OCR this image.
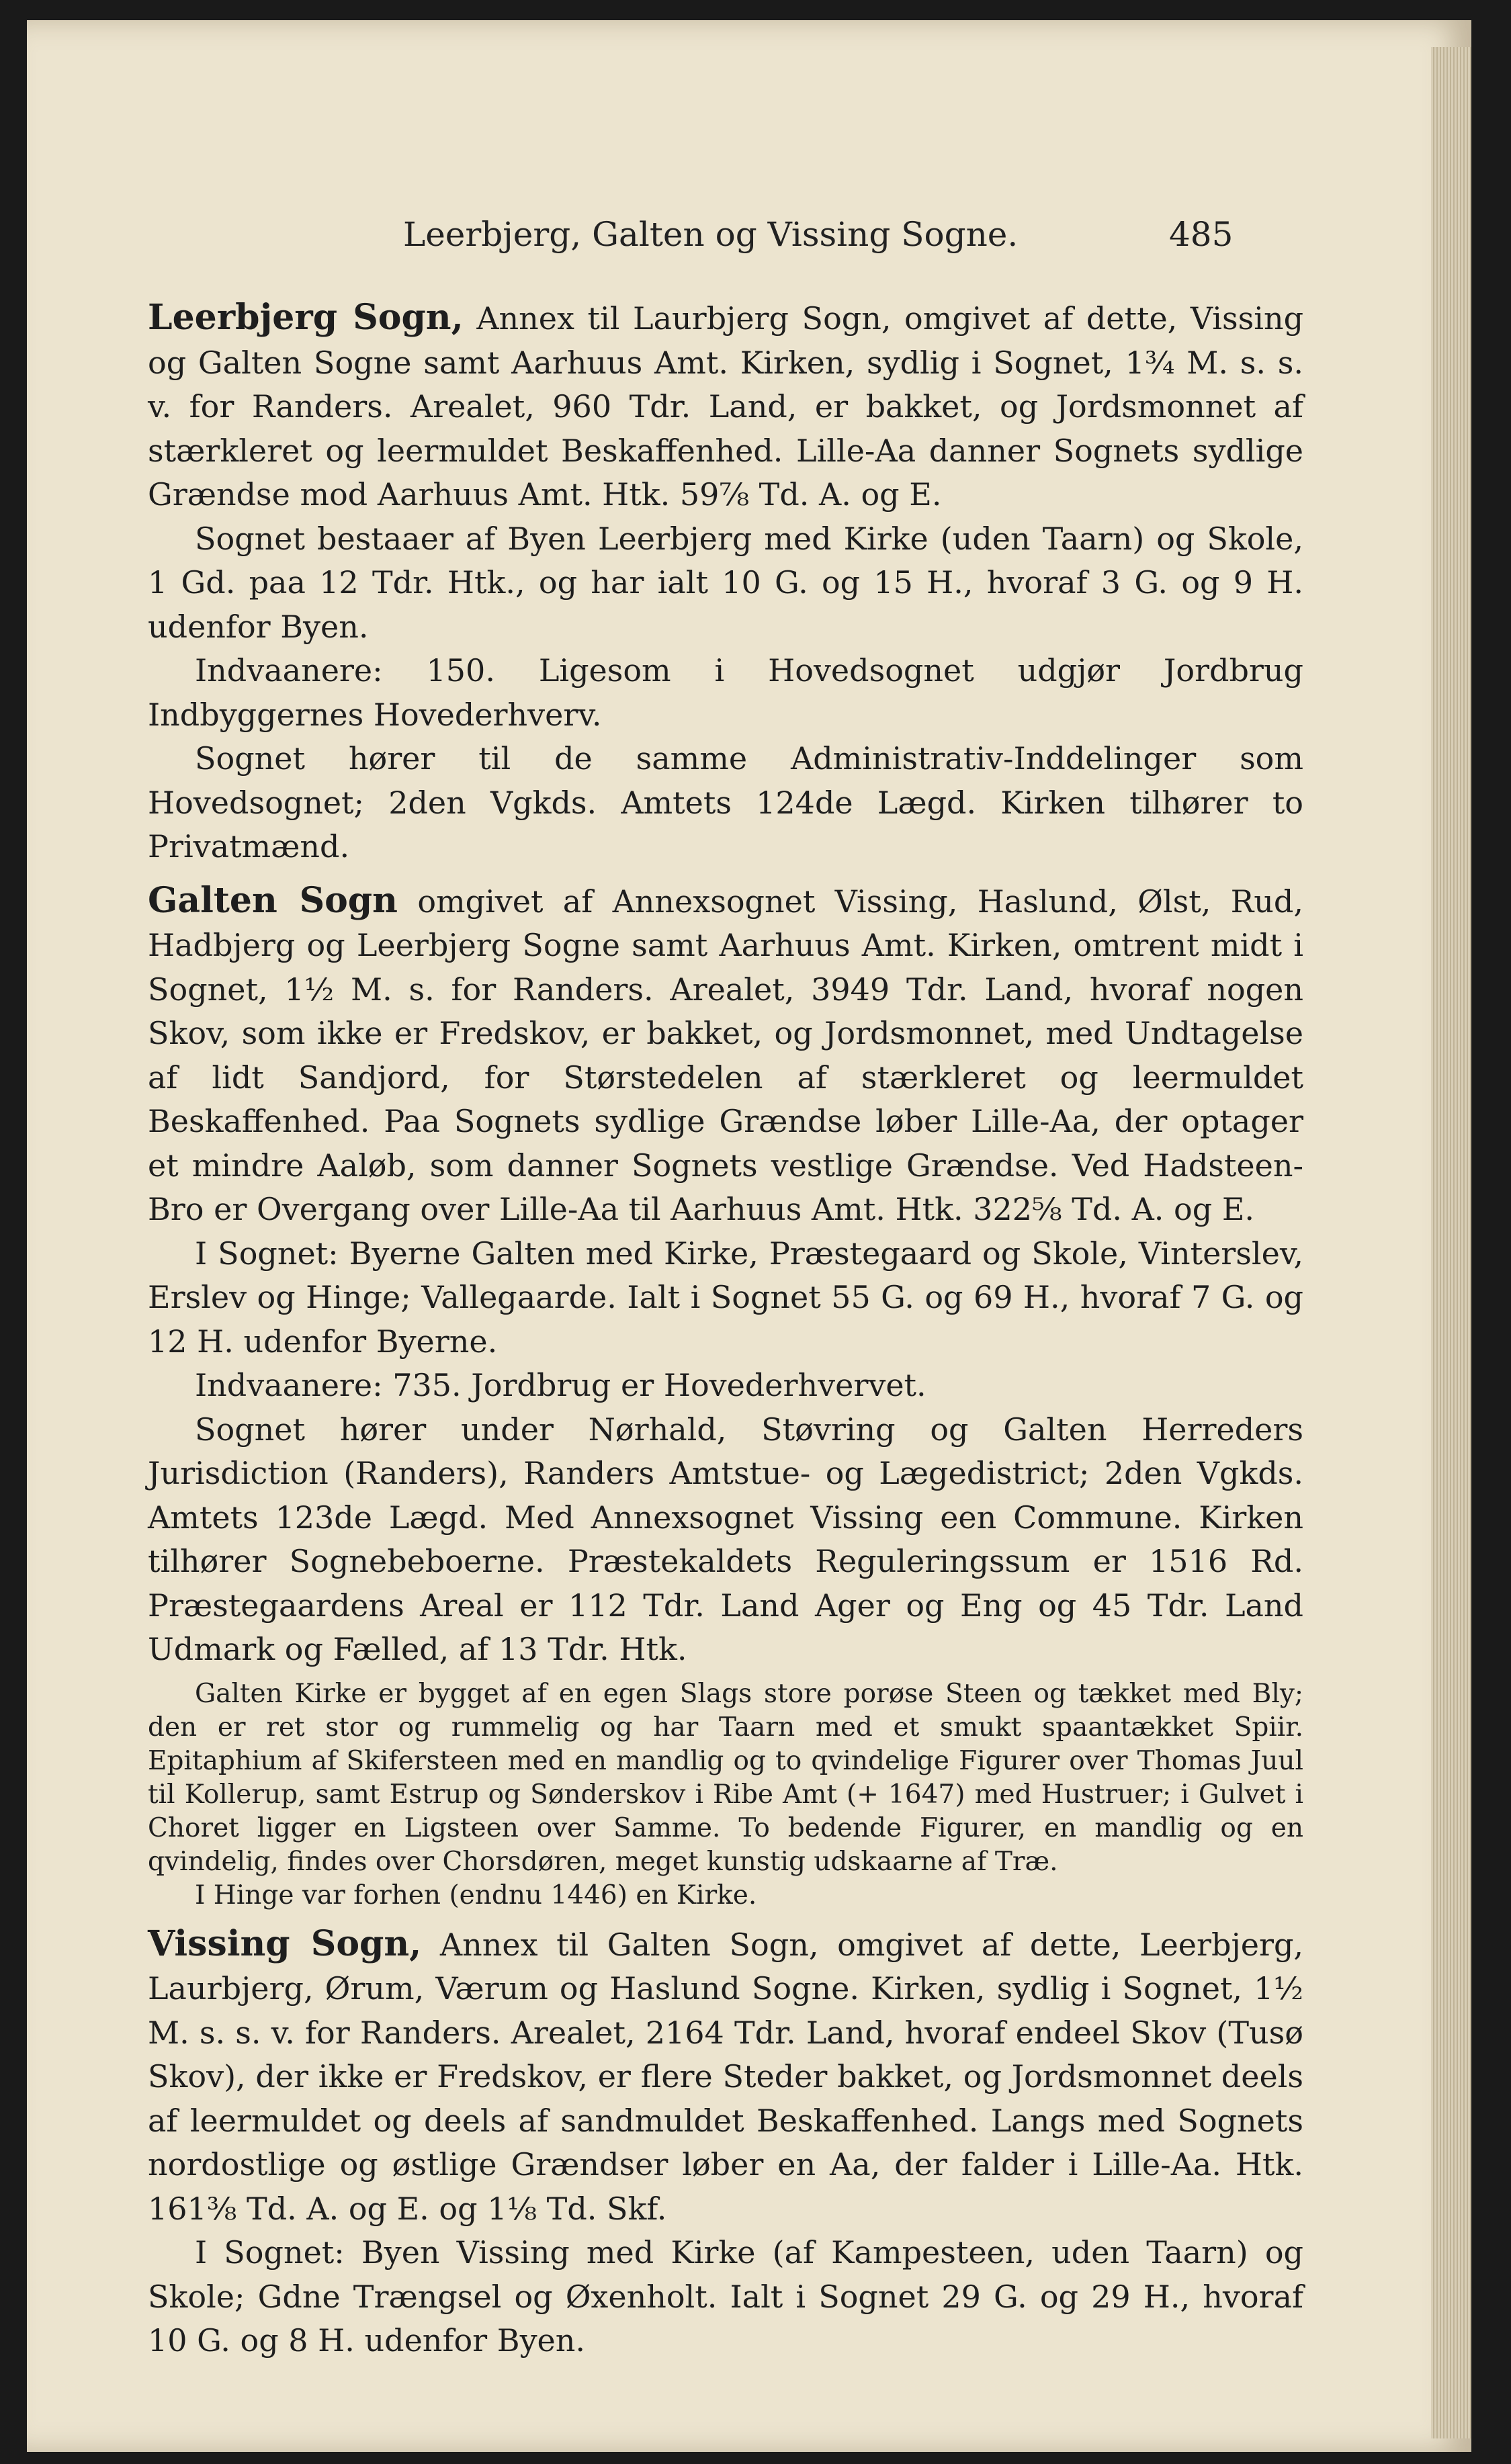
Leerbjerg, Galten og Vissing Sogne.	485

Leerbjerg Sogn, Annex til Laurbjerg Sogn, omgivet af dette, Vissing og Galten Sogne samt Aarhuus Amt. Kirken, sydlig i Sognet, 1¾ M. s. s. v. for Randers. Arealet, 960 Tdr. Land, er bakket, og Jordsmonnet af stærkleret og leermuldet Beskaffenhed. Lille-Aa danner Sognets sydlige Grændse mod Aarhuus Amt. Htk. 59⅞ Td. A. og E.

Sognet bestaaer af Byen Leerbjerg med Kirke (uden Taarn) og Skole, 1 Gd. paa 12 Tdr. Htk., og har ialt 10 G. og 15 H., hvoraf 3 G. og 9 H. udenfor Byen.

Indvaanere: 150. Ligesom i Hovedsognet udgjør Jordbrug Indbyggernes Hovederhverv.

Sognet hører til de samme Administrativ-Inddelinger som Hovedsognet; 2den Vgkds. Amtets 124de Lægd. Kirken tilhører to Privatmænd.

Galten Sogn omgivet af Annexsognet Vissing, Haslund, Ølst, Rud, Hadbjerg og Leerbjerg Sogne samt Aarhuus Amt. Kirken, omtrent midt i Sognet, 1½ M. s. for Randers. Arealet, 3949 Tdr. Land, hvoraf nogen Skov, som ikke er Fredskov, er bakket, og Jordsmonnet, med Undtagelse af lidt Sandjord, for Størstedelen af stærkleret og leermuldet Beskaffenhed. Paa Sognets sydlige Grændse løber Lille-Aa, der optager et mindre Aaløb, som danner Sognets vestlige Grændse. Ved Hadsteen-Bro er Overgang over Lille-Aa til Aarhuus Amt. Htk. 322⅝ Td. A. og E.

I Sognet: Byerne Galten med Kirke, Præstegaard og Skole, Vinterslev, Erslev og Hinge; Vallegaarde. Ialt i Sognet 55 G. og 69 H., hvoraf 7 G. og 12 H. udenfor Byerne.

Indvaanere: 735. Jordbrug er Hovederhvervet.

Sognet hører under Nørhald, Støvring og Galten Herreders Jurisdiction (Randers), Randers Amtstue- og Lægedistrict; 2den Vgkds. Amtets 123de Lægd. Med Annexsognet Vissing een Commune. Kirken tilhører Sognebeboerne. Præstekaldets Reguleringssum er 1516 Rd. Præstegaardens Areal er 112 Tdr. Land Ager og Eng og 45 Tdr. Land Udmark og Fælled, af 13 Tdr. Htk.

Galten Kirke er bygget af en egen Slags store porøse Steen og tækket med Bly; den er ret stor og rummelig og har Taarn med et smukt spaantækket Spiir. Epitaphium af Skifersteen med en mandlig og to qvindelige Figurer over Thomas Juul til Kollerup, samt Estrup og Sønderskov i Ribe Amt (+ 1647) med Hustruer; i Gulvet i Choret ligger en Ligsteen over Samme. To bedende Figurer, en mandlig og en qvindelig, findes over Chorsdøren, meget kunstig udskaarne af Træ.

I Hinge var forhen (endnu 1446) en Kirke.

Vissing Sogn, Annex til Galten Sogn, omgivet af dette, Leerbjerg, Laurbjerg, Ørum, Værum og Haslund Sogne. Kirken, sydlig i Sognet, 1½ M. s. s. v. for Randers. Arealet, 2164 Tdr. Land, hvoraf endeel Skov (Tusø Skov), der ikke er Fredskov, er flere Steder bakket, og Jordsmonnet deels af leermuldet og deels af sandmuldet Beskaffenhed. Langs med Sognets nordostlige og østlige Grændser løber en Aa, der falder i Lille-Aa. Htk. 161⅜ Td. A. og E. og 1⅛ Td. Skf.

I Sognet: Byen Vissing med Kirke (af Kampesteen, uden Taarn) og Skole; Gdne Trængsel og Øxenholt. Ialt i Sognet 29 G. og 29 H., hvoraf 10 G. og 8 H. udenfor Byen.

-- Given request --
Each line above that includes "Indvaanere" counts once; state the total and nothing more.

-- Correct result --
2